# WHAT YOU WILL DO
Output the data below in full, character for character.

A block of data:

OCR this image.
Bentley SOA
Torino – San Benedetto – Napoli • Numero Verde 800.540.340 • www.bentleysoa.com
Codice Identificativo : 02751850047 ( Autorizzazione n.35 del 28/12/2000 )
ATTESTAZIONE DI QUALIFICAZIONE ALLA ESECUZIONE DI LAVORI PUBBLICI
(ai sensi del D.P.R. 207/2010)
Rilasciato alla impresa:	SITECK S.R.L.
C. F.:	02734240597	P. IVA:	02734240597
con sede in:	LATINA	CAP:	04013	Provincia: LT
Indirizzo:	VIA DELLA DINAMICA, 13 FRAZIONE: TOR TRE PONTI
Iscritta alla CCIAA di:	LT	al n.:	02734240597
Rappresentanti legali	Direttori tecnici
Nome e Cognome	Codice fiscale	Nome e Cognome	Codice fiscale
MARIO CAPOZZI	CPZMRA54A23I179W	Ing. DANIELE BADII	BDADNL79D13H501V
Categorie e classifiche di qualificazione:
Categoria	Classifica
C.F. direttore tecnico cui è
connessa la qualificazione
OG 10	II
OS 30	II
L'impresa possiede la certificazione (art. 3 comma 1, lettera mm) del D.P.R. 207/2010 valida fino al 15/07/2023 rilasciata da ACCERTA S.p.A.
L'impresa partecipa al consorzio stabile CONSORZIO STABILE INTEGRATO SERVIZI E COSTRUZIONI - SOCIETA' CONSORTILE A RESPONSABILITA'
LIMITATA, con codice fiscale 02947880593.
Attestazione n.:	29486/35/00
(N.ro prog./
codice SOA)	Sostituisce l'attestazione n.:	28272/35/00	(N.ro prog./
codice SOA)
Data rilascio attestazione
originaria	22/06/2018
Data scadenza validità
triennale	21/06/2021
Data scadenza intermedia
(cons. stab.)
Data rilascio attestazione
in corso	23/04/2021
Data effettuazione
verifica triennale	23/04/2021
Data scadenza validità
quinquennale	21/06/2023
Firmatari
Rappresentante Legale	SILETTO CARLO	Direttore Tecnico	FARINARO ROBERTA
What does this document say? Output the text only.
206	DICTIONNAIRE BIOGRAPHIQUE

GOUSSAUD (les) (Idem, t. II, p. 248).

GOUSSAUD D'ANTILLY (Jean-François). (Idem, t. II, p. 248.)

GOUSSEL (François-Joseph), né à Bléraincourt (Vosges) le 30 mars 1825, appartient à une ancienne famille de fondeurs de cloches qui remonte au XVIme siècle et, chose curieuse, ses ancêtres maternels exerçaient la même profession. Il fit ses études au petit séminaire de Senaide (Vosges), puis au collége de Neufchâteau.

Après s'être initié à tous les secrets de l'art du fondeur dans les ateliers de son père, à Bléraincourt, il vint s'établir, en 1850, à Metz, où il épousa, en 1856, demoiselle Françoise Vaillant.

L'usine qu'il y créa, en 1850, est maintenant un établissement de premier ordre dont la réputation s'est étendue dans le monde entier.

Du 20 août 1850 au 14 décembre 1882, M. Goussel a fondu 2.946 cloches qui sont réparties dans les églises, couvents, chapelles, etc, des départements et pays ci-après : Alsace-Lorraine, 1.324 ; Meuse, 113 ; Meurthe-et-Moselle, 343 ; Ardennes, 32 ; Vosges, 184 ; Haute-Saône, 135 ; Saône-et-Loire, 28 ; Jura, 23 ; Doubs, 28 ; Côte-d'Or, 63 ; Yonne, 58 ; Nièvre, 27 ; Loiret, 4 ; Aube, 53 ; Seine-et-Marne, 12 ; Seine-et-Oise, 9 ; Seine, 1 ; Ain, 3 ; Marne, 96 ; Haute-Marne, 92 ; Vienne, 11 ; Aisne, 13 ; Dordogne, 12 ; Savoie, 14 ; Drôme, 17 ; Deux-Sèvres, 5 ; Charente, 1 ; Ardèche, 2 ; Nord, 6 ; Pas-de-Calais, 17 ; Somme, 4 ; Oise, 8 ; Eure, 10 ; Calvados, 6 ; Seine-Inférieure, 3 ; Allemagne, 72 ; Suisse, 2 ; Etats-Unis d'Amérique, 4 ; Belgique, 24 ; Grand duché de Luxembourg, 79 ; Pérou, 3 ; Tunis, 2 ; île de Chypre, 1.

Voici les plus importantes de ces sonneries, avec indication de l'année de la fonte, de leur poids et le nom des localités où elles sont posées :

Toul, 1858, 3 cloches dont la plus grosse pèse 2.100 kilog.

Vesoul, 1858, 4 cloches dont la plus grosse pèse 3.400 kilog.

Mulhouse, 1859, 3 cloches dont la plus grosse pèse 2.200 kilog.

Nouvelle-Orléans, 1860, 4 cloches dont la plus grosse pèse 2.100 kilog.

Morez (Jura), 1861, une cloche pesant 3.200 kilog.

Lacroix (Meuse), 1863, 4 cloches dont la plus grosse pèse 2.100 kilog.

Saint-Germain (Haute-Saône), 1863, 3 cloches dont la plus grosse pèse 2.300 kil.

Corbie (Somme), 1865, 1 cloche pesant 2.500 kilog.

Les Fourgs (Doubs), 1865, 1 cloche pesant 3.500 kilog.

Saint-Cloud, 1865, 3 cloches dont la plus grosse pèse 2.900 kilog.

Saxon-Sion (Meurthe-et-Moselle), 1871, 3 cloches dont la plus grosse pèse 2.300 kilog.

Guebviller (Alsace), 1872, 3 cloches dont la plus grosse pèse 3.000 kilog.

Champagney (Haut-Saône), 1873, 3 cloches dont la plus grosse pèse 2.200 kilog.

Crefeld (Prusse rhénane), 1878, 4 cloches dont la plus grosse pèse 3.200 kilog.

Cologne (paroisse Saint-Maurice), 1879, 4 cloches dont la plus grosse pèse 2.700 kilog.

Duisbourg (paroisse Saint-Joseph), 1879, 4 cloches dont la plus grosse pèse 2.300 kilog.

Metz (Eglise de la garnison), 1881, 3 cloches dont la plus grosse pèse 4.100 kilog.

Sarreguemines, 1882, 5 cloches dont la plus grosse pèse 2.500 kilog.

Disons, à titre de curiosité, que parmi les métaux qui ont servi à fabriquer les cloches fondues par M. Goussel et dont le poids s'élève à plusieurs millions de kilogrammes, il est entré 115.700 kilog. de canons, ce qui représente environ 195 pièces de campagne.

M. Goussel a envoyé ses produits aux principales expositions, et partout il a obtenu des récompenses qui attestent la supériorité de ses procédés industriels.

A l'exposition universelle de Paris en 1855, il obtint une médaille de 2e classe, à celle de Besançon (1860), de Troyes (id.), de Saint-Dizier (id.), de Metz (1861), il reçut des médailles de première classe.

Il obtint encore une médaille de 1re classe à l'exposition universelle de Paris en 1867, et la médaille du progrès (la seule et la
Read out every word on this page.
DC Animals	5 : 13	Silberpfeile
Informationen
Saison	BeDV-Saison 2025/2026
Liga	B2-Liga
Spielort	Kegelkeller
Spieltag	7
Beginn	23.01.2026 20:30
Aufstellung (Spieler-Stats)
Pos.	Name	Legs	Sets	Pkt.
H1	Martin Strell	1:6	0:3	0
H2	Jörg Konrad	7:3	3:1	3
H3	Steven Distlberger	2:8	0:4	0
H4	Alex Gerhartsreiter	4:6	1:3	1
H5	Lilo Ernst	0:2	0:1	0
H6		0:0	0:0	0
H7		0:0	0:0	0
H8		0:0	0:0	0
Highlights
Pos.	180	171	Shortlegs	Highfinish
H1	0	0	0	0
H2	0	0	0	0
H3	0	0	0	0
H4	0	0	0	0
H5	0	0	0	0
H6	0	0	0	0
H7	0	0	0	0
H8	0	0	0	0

# RESULT OF THE EXERCISE
OCR this image.
Bentley SOA
Torino – San Benedetto – Napoli • Numero Verde 800.540.340 • www.bentleysoa.com
Codice Identificativo : 02751850047 ( Autorizzazione n.35 del 28/12/2000 )
ATTESTAZIONE DI QUALIFICAZIONE ALLA ESECUZIONE DI LAVORI PUBBLICI
(ai sensi del D.P.R. 207/2010)
Rilasciato alla impresa:	SITECK S.R.L.
C. F.:	02734240597	P. IVA:	02734240597
con sede in:	LATINA	CAP:	04013	Provincia: LT
Indirizzo:	VIA DELLA DINAMICA, 13 FRAZIONE: TOR TRE PONTI
Iscritta alla CCIAA di:	LT	al n.:	02734240597
Rappresentanti legali	Direttori tecnici
Nome e Cognome	Codice fiscale	Nome e Cognome	Codice fiscale
MARIO CAPOZZI	CPZMRA54A23I179W	Ing. DANIELE BADII	BDADNL79D13H501V
Categorie e classifiche di qualificazione:
Categoria	Classifica
C.F. direttore tecnico cui è
connessa la qualificazione
OG 10	II
OS 30	II
L'impresa possiede la certificazione (art. 3 comma 1, lettera mm) del D.P.R. 207/2010 valida fino al 15/07/2023 rilasciata da ACCERTA S.p.A.
L'impresa partecipa al consorzio stabile CONSORZIO STABILE INTEGRATO SERVIZI E COSTRUZIONI - SOCIETA' CONSORTILE A RESPONSABILITA'
LIMITATA, con codice fiscale 02947880593.
Attestazione n.:	29486/35/00
(N.ro prog./
codice SOA)	Sostituisce l'attestazione n.:	28272/35/00	(N.ro prog./
codice SOA)
Data rilascio attestazione
originaria	22/06/2018
Data scadenza validità
triennale	21/06/2021
Data scadenza intermedia
(cons. stab.)
Data rilascio attestazione
in corso	23/04/2021
Data effettuazione
verifica triennale	23/04/2021
Data scadenza validità
quinquennale	21/06/2023
Firmatari
Rappresentante Legale	SILETTO CARLO	Direttore Tecnico	FARINARO ROBERTA
What does this document say? Output the text only.
206	DICTIONNAIRE BIOGRAPHIQUE

GOUSSAUD (les) (Idem, t. II, p. 248).

GOUSSAUD D'ANTILLY (Jean-François). (Idem, t. II, p. 248.)

GOUSSEL (François-Joseph), né à Bléraincourt (Vosges) le 30 mars 1825, appartient à une ancienne famille de fondeurs de cloches qui remonte au XVIme siècle et, chose curieuse, ses ancêtres maternels exerçaient la même profession. Il fit ses études au petit séminaire de Senaide (Vosges), puis au collége de Neufchâteau.

Après s'être initié à tous les secrets de l'art du fondeur dans les ateliers de son père, à Bléraincourt, il vint s'établir, en 1850, à Metz, où il épousa, en 1856, demoiselle Françoise Vaillant.

L'usine qu'il y créa, en 1850, est maintenant un établissement de premier ordre dont la réputation s'est étendue dans le monde entier.

Du 20 août 1850 au 14 décembre 1882, M. Goussel a fondu 2.946 cloches qui sont réparties dans les églises, couvents, chapelles, etc, des départements et pays ci-après : Alsace-Lorraine, 1.324 ; Meuse, 113 ; Meurthe-et-Moselle, 343 ; Ardennes, 32 ; Vosges, 184 ; Haute-Saône, 135 ; Saône-et-Loire, 28 ; Jura, 23 ; Doubs, 28 ; Côte-d'Or, 63 ; Yonne, 58 ; Nièvre, 27 ; Loiret, 4 ; Aube, 53 ; Seine-et-Marne, 12 ; Seine-et-Oise, 9 ; Seine, 1 ; Ain, 3 ; Marne, 96 ; Haute-Marne, 92 ; Vienne, 11 ; Aisne, 13 ; Dordogne, 12 ; Savoie, 14 ; Drôme, 17 ; Deux-Sèvres, 5 ; Charente, 1 ; Ardèche, 2 ; Nord, 6 ; Pas-de-Calais, 17 ; Somme, 4 ; Oise, 8 ; Eure, 10 ; Calvados, 6 ; Seine-Inférieure, 3 ; Allemagne, 72 ; Suisse, 2 ; Etats-Unis d'Amérique, 4 ; Belgique, 24 ; Grand duché de Luxembourg, 79 ; Pérou, 3 ; Tunis, 2 ; île de Chypre, 1.

Voici les plus importantes de ces sonneries, avec indication de l'année de la fonte, de leur poids et le nom des localités où elles sont posées :

Toul, 1858, 3 cloches dont la plus grosse pèse 2.100 kilog.

Vesoul, 1858, 4 cloches dont la plus grosse pèse 3.400 kilog.

Mulhouse, 1859, 3 cloches dont la plus grosse pèse 2.200 kilog.

Nouvelle-Orléans, 1860, 4 cloches dont la plus grosse pèse 2.100 kilog.

Morez (Jura), 1861, une cloche pesant 3.200 kilog.

Lacroix (Meuse), 1863, 4 cloches dont la plus grosse pèse 2.100 kilog.

Saint-Germain (Haute-Saône), 1863, 3 cloches dont la plus grosse pèse 2.300 kil.

Corbie (Somme), 1865, 1 cloche pesant 2.500 kilog.

Les Fourgs (Doubs), 1865, 1 cloche pesant 3.500 kilog.

Saint-Cloud, 1865, 3 cloches dont la plus grosse pèse 2.900 kilog.

Saxon-Sion (Meurthe-et-Moselle), 1871, 3 cloches dont la plus grosse pèse 2.300 kilog.

Guebviller (Alsace), 1872, 3 cloches dont la plus grosse pèse 3.000 kilog.

Champagney (Haut-Saône), 1873, 3 cloches dont la plus grosse pèse 2.200 kilog.

Crefeld (Prusse rhénane), 1878, 4 cloches dont la plus grosse pèse 3.200 kilog.

Cologne (paroisse Saint-Maurice), 1879, 4 cloches dont la plus grosse pèse 2.700 kilog.

Duisbourg (paroisse Saint-Joseph), 1879, 4 cloches dont la plus grosse pèse 2.300 kilog.

Metz (Eglise de la garnison), 1881, 3 cloches dont la plus grosse pèse 4.100 kilog.

Sarreguemines, 1882, 5 cloches dont la plus grosse pèse 2.500 kilog.

Disons, à titre de curiosité, que parmi les métaux qui ont servi à fabriquer les cloches fondues par M. Goussel et dont le poids s'élève à plusieurs millions de kilogrammes, il est entré 115.700 kilog. de canons, ce qui représente environ 195 pièces de campagne.

M. Goussel a envoyé ses produits aux principales expositions, et partout il a obtenu des récompenses qui attestent la supériorité de ses procédés industriels.

A l'exposition universelle de Paris en 1855, il obtint une médaille de 2e classe, à celle de Besançon (1860), de Troyes (id.), de Saint-Dizier (id.), de Metz (1861), il reçut des médailles de première classe.

Il obtint encore une médaille de 1re classe à l'exposition universelle de Paris en 1867, et la médaille du progrès (la seule et la
Read out every word on this page.
DC Animals	5 : 13	Silberpfeile
Informationen
Saison	BeDV-Saison 2025/2026
Liga	B2-Liga
Spielort	Kegelkeller
Spieltag	7
Beginn	23.01.2026 20:30
Aufstellung (Spieler-Stats)
Pos.	Name	Legs	Sets	Pkt.
H1	Martin Strell	1:6	0:3	0
H2	Jörg Konrad	7:3	3:1	3
H3	Steven Distlberger	2:8	0:4	0
H4	Alex Gerhartsreiter	4:6	1:3	1
H5	Lilo Ernst	0:2	0:1	0
H6		0:0	0:0	0
H7		0:0	0:0	0
H8		0:0	0:0	0
Highlights
Pos.	180	171	Shortlegs	Highfinish
H1	0	0	0	0
H2	0	0	0	0
H3	0	0	0	0
H4	0	0	0	0
H5	0	0	0	0
H6	0	0	0	0
H7	0	0	0	0
H8	0	0	0	0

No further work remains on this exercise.